> [Dataset rows]
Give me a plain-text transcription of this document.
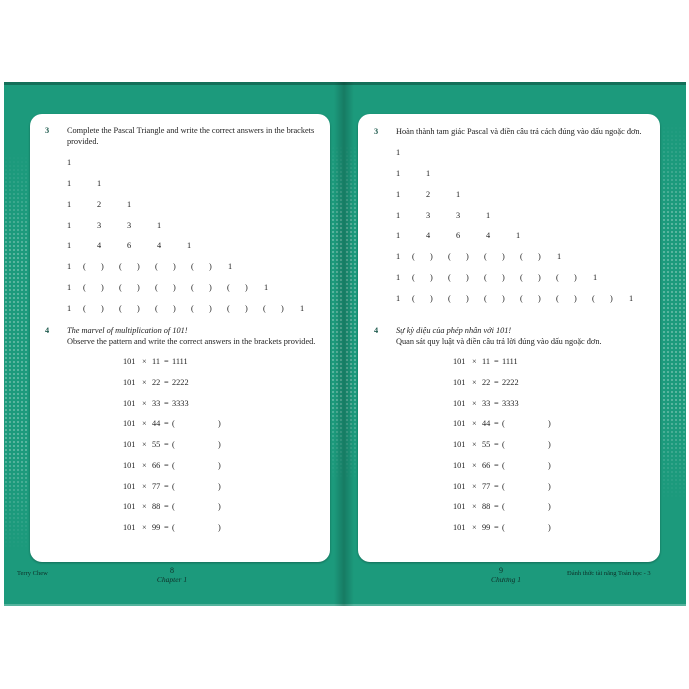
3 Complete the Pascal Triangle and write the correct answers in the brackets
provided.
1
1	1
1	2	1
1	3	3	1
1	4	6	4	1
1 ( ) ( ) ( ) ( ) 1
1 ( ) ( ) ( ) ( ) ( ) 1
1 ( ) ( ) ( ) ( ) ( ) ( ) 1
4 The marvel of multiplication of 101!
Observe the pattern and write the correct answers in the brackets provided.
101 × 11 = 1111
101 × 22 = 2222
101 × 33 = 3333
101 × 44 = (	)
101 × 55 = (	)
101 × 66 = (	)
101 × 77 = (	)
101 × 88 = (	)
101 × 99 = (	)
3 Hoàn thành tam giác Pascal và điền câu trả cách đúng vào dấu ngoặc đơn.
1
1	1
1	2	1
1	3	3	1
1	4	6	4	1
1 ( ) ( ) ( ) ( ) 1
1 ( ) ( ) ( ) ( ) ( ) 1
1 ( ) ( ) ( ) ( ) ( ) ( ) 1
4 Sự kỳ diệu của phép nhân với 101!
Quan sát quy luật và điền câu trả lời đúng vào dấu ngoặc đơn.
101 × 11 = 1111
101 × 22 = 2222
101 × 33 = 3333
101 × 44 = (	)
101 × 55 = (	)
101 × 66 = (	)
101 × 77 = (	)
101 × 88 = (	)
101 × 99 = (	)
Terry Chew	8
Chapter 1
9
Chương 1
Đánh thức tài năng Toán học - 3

> [Problem] Reproduce the data word for word, excluding its pictures.

> [Solution for this problem]
Give me a plain-text transcription of this document.
3 Complete the Pascal Triangle and write the correct answers in the brackets
provided.
1
1	1
1	2	1
1	3	3	1
1	4	6	4	1
1 ( ) ( ) ( ) ( ) 1
1 ( ) ( ) ( ) ( ) ( ) 1
1 ( ) ( ) ( ) ( ) ( ) ( ) 1
4 The marvel of multiplication of 101!
Observe the pattern and write the correct answers in the brackets provided.
101 × 11 = 1111
101 × 22 = 2222
101 × 33 = 3333
101 × 44 = (	)
101 × 55 = (	)
101 × 66 = (	)
101 × 77 = (	)
101 × 88 = (	)
101 × 99 = (	)
3 Hoàn thành tam giác Pascal và điền câu trả cách đúng vào dấu ngoặc đơn.
1
1	1
1	2	1
1	3	3	1
1	4	6	4	1
1 ( ) ( ) ( ) ( ) 1
1 ( ) ( ) ( ) ( ) ( ) 1
1 ( ) ( ) ( ) ( ) ( ) ( ) 1
4 Sự kỳ diệu của phép nhân với 101!
Quan sát quy luật và điền câu trả lời đúng vào dấu ngoặc đơn.
101 × 11 = 1111
101 × 22 = 2222
101 × 33 = 3333
101 × 44 = (	)
101 × 55 = (	)
101 × 66 = (	)
101 × 77 = (	)
101 × 88 = (	)
101 × 99 = (	)
Terry Chew	8
Chapter 1
9
Chương 1
Đánh thức tài năng Toán học - 3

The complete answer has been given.